Records from a dataset:
+ + +

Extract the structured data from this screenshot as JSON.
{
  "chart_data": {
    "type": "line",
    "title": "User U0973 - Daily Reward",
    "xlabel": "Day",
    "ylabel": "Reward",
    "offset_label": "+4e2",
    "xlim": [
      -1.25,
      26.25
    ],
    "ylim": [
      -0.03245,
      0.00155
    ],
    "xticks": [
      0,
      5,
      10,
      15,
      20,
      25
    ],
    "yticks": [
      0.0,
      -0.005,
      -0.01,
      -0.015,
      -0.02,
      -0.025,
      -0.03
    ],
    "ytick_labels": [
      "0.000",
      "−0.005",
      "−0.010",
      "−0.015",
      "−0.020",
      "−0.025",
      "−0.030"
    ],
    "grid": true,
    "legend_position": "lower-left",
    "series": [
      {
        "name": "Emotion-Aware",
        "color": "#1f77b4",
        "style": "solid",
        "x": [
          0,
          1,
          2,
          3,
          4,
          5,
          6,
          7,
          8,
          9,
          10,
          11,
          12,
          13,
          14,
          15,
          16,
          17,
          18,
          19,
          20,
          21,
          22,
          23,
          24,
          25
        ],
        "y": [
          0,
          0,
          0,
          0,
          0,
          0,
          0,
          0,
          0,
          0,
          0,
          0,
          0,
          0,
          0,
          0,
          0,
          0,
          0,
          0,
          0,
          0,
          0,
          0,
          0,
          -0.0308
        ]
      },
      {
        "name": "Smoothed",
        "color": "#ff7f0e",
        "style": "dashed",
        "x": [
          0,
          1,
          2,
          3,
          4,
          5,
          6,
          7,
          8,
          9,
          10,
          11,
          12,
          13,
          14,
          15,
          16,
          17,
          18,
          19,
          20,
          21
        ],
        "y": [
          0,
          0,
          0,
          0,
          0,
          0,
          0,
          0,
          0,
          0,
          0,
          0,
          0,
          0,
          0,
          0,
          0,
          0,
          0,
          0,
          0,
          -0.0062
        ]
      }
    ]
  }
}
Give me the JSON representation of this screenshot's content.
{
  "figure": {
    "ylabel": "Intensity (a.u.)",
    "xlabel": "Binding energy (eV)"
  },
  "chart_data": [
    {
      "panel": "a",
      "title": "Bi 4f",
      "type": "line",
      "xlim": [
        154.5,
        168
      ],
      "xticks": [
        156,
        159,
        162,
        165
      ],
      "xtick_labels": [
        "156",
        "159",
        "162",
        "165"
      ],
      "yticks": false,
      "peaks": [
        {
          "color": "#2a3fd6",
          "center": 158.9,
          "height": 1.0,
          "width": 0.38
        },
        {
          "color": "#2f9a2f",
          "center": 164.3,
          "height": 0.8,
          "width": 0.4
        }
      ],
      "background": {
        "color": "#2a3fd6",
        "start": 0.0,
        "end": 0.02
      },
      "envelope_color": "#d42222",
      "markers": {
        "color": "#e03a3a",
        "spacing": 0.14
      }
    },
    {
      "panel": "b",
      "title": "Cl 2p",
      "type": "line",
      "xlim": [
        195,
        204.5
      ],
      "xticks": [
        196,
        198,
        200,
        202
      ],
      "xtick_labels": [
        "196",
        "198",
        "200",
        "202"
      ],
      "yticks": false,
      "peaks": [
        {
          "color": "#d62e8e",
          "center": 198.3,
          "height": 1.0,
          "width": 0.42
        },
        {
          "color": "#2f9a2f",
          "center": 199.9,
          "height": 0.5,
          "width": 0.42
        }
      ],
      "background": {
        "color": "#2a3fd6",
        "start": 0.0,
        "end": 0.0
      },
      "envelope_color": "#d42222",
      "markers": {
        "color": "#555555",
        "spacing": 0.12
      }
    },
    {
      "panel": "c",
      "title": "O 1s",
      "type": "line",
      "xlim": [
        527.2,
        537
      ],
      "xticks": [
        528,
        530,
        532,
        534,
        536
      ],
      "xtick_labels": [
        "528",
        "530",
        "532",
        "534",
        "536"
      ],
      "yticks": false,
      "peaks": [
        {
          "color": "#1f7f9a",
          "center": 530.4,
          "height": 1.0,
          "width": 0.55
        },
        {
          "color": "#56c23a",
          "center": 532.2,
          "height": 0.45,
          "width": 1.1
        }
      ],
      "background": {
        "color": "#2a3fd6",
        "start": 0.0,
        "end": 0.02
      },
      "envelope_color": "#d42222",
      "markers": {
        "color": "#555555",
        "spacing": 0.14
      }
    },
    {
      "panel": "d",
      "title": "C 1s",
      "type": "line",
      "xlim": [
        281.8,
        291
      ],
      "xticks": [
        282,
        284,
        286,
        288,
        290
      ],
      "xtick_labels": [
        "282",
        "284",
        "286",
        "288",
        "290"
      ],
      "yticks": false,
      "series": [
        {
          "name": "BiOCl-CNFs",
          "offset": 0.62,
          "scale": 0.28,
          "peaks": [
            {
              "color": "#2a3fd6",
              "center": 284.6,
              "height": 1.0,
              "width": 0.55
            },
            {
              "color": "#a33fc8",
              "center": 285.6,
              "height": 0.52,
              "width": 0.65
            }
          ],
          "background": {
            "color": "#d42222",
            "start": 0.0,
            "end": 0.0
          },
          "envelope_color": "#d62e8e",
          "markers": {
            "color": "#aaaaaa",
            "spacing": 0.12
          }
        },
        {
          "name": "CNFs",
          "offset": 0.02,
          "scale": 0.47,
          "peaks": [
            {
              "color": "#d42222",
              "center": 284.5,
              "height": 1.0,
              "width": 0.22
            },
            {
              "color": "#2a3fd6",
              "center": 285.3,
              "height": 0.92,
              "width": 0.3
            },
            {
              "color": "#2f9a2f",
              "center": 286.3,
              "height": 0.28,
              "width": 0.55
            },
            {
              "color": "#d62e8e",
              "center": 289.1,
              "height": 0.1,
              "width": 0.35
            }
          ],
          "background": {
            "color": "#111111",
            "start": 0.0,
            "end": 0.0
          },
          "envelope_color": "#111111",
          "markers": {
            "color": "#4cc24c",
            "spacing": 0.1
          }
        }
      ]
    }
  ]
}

+ + +

Give the material above again, word for word.

• [SOLUTION TO THE PROBLEM]:
Extract the structured data from this screenshot as JSON.
{
  "chart_data": {
    "type": "line",
    "title": "User U0973 - Daily Reward",
    "xlabel": "Day",
    "ylabel": "Reward",
    "offset_label": "+4e2",
    "xlim": [
      -1.25,
      26.25
    ],
    "ylim": [
      -0.03245,
      0.00155
    ],
    "xticks": [
      0,
      5,
      10,
      15,
      20,
      25
    ],
    "yticks": [
      0.0,
      -0.005,
      -0.01,
      -0.015,
      -0.02,
      -0.025,
      -0.03
    ],
    "ytick_labels": [
      "0.000",
      "−0.005",
      "−0.010",
      "−0.015",
      "−0.020",
      "−0.025",
      "−0.030"
    ],
    "grid": true,
    "legend_position": "lower-left",
    "series": [
      {
        "name": "Emotion-Aware",
        "color": "#1f77b4",
        "style": "solid",
        "x": [
          0,
          1,
          2,
          3,
          4,
          5,
          6,
          7,
          8,
          9,
          10,
          11,
          12,
          13,
          14,
          15,
          16,
          17,
          18,
          19,
          20,
          21,
          22,
          23,
          24,
          25
        ],
        "y": [
          0,
          0,
          0,
          0,
          0,
          0,
          0,
          0,
          0,
          0,
          0,
          0,
          0,
          0,
          0,
          0,
          0,
          0,
          0,
          0,
          0,
          0,
          0,
          0,
          0,
          -0.0308
        ]
      },
      {
        "name": "Smoothed",
        "color": "#ff7f0e",
        "style": "dashed",
        "x": [
          0,
          1,
          2,
          3,
          4,
          5,
          6,
          7,
          8,
          9,
          10,
          11,
          12,
          13,
          14,
          15,
          16,
          17,
          18,
          19,
          20,
          21
        ],
        "y": [
          0,
          0,
          0,
          0,
          0,
          0,
          0,
          0,
          0,
          0,
          0,
          0,
          0,
          0,
          0,
          0,
          0,
          0,
          0,
          0,
          0,
          -0.0062
        ]
      }
    ]
  }
}
Give me the JSON representation of this screenshot's content.
{
  "figure": {
    "ylabel": "Intensity (a.u.)",
    "xlabel": "Binding energy (eV)"
  },
  "chart_data": [
    {
      "panel": "a",
      "title": "Bi 4f",
      "type": "line",
      "xlim": [
        154.5,
        168
      ],
      "xticks": [
        156,
        159,
        162,
        165
      ],
      "xtick_labels": [
        "156",
        "159",
        "162",
        "165"
      ],
      "yticks": false,
      "peaks": [
        {
          "color": "#2a3fd6",
          "center": 158.9,
          "height": 1.0,
          "width": 0.38
        },
        {
          "color": "#2f9a2f",
          "center": 164.3,
          "height": 0.8,
          "width": 0.4
        }
      ],
      "background": {
        "color": "#2a3fd6",
        "start": 0.0,
        "end": 0.02
      },
      "envelope_color": "#d42222",
      "markers": {
        "color": "#e03a3a",
        "spacing": 0.14
      }
    },
    {
      "panel": "b",
      "title": "Cl 2p",
      "type": "line",
      "xlim": [
        195,
        204.5
      ],
      "xticks": [
        196,
        198,
        200,
        202
      ],
      "xtick_labels": [
        "196",
        "198",
        "200",
        "202"
      ],
      "yticks": false,
      "peaks": [
        {
          "color": "#d62e8e",
          "center": 198.3,
          "height": 1.0,
          "width": 0.42
        },
        {
          "color": "#2f9a2f",
          "center": 199.9,
          "height": 0.5,
          "width": 0.42
        }
      ],
      "background": {
        "color": "#2a3fd6",
        "start": 0.0,
        "end": 0.0
      },
      "envelope_color": "#d42222",
      "markers": {
        "color": "#555555",
        "spacing": 0.12
      }
    },
    {
      "panel": "c",
      "title": "O 1s",
      "type": "line",
      "xlim": [
        527.2,
        537
      ],
      "xticks": [
        528,
        530,
        532,
        534,
        536
      ],
      "xtick_labels": [
        "528",
        "530",
        "532",
        "534",
        "536"
      ],
      "yticks": false,
      "peaks": [
        {
          "color": "#1f7f9a",
          "center": 530.4,
          "height": 1.0,
          "width": 0.55
        },
        {
          "color": "#56c23a",
          "center": 532.2,
          "height": 0.45,
          "width": 1.1
        }
      ],
      "background": {
        "color": "#2a3fd6",
        "start": 0.0,
        "end": 0.02
      },
      "envelope_color": "#d42222",
      "markers": {
        "color": "#555555",
        "spacing": 0.14
      }
    },
    {
      "panel": "d",
      "title": "C 1s",
      "type": "line",
      "xlim": [
        281.8,
        291
      ],
      "xticks": [
        282,
        284,
        286,
        288,
        290
      ],
      "xtick_labels": [
        "282",
        "284",
        "286",
        "288",
        "290"
      ],
      "yticks": false,
      "series": [
        {
          "name": "BiOCl-CNFs",
          "offset": 0.62,
          "scale": 0.28,
          "peaks": [
            {
              "color": "#2a3fd6",
              "center": 284.6,
              "height": 1.0,
              "width": 0.55
            },
            {
              "color": "#a33fc8",
              "center": 285.6,
              "height": 0.52,
              "width": 0.65
            }
          ],
          "background": {
            "color": "#d42222",
            "start": 0.0,
            "end": 0.0
          },
          "envelope_color": "#d62e8e",
          "markers": {
            "color": "#aaaaaa",
            "spacing": 0.12
          }
        },
        {
          "name": "CNFs",
          "offset": 0.02,
          "scale": 0.47,
          "peaks": [
            {
              "color": "#d42222",
              "center": 284.5,
              "height": 1.0,
              "width": 0.22
            },
            {
              "color": "#2a3fd6",
              "center": 285.3,
              "height": 0.92,
              "width": 0.3
            },
            {
              "color": "#2f9a2f",
              "center": 286.3,
              "height": 0.28,
              "width": 0.55
            },
            {
              "color": "#d62e8e",
              "center": 289.1,
              "height": 0.1,
              "width": 0.35
            }
          ],
          "background": {
            "color": "#111111",
            "start": 0.0,
            "end": 0.0
          },
          "envelope_color": "#111111",
          "markers": {
            "color": "#4cc24c",
            "spacing": 0.1
          }
        }
      ]
    }
  ]
}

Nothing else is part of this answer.